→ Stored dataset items
+--

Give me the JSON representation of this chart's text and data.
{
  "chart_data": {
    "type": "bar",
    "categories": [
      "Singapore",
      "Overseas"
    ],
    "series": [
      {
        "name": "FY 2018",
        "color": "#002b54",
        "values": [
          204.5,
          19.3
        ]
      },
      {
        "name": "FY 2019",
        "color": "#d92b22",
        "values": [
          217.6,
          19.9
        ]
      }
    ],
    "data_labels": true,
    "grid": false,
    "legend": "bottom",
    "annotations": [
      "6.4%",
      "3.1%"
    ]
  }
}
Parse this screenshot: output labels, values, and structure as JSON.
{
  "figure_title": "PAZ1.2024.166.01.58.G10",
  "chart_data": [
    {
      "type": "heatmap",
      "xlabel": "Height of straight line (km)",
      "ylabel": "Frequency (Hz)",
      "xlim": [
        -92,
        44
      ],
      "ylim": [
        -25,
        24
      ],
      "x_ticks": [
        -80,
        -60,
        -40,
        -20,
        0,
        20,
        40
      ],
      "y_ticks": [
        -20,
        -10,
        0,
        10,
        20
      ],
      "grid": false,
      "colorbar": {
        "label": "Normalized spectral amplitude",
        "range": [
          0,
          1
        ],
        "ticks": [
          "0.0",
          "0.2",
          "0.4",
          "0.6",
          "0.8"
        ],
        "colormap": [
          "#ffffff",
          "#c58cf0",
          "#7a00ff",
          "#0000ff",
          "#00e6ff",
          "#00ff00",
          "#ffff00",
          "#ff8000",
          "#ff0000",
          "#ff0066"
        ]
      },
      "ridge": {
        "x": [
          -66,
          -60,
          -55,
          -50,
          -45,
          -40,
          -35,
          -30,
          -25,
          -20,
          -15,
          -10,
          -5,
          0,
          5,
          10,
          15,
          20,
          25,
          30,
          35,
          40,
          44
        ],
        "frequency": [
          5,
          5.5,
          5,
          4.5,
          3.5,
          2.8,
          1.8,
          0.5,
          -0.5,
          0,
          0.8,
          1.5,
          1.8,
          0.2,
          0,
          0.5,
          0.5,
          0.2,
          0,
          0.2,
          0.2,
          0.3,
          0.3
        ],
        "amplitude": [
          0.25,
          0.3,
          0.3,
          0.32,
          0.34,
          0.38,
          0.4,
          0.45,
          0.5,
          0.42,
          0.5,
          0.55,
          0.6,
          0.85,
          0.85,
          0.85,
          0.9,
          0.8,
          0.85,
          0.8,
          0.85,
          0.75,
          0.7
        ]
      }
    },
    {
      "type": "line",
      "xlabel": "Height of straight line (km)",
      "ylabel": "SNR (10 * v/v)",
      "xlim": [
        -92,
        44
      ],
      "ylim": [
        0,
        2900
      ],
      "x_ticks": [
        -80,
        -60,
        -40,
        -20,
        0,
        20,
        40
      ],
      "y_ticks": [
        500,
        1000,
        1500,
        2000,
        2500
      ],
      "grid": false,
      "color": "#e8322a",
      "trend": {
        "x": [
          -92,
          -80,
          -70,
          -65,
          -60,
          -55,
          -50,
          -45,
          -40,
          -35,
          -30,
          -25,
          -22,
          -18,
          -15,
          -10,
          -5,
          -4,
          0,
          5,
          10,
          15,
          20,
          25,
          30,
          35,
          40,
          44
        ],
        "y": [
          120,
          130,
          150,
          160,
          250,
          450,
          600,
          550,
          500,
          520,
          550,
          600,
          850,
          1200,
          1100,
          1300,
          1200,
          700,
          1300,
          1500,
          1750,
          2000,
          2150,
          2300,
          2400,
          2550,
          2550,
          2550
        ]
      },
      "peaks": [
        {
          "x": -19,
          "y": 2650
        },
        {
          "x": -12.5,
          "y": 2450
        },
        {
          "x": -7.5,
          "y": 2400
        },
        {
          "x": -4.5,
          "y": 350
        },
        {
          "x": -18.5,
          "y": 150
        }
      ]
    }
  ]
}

+--

→ WRITTEN TASK
Transcribe the material above in its entirety. Match it exactly.

→ WRITTEN SOLUTION
Give me the JSON representation of this chart's text and data.
{
  "chart_data": {
    "type": "bar",
    "categories": [
      "Singapore",
      "Overseas"
    ],
    "series": [
      {
        "name": "FY 2018",
        "color": "#002b54",
        "values": [
          204.5,
          19.3
        ]
      },
      {
        "name": "FY 2019",
        "color": "#d92b22",
        "values": [
          217.6,
          19.9
        ]
      }
    ],
    "data_labels": true,
    "grid": false,
    "legend": "bottom",
    "annotations": [
      "6.4%",
      "3.1%"
    ]
  }
}
Parse this screenshot: output labels, values, and structure as JSON.
{
  "figure_title": "PAZ1.2024.166.01.58.G10",
  "chart_data": [
    {
      "type": "heatmap",
      "xlabel": "Height of straight line (km)",
      "ylabel": "Frequency (Hz)",
      "xlim": [
        -92,
        44
      ],
      "ylim": [
        -25,
        24
      ],
      "x_ticks": [
        -80,
        -60,
        -40,
        -20,
        0,
        20,
        40
      ],
      "y_ticks": [
        -20,
        -10,
        0,
        10,
        20
      ],
      "grid": false,
      "colorbar": {
        "label": "Normalized spectral amplitude",
        "range": [
          0,
          1
        ],
        "ticks": [
          "0.0",
          "0.2",
          "0.4",
          "0.6",
          "0.8"
        ],
        "colormap": [
          "#ffffff",
          "#c58cf0",
          "#7a00ff",
          "#0000ff",
          "#00e6ff",
          "#00ff00",
          "#ffff00",
          "#ff8000",
          "#ff0000",
          "#ff0066"
        ]
      },
      "ridge": {
        "x": [
          -66,
          -60,
          -55,
          -50,
          -45,
          -40,
          -35,
          -30,
          -25,
          -20,
          -15,
          -10,
          -5,
          0,
          5,
          10,
          15,
          20,
          25,
          30,
          35,
          40,
          44
        ],
        "frequency": [
          5,
          5.5,
          5,
          4.5,
          3.5,
          2.8,
          1.8,
          0.5,
          -0.5,
          0,
          0.8,
          1.5,
          1.8,
          0.2,
          0,
          0.5,
          0.5,
          0.2,
          0,
          0.2,
          0.2,
          0.3,
          0.3
        ],
        "amplitude": [
          0.25,
          0.3,
          0.3,
          0.32,
          0.34,
          0.38,
          0.4,
          0.45,
          0.5,
          0.42,
          0.5,
          0.55,
          0.6,
          0.85,
          0.85,
          0.85,
          0.9,
          0.8,
          0.85,
          0.8,
          0.85,
          0.75,
          0.7
        ]
      }
    },
    {
      "type": "line",
      "xlabel": "Height of straight line (km)",
      "ylabel": "SNR (10 * v/v)",
      "xlim": [
        -92,
        44
      ],
      "ylim": [
        0,
        2900
      ],
      "x_ticks": [
        -80,
        -60,
        -40,
        -20,
        0,
        20,
        40
      ],
      "y_ticks": [
        500,
        1000,
        1500,
        2000,
        2500
      ],
      "grid": false,
      "color": "#e8322a",
      "trend": {
        "x": [
          -92,
          -80,
          -70,
          -65,
          -60,
          -55,
          -50,
          -45,
          -40,
          -35,
          -30,
          -25,
          -22,
          -18,
          -15,
          -10,
          -5,
          -4,
          0,
          5,
          10,
          15,
          20,
          25,
          30,
          35,
          40,
          44
        ],
        "y": [
          120,
          130,
          150,
          160,
          250,
          450,
          600,
          550,
          500,
          520,
          550,
          600,
          850,
          1200,
          1100,
          1300,
          1200,
          700,
          1300,
          1500,
          1750,
          2000,
          2150,
          2300,
          2400,
          2550,
          2550,
          2550
        ]
      },
      "peaks": [
        {
          "x": -19,
          "y": 2650
        },
        {
          "x": -12.5,
          "y": 2450
        },
        {
          "x": -7.5,
          "y": 2400
        },
        {
          "x": -4.5,
          "y": 350
        },
        {
          "x": -18.5,
          "y": 150
        }
      ]
    }
  ]
}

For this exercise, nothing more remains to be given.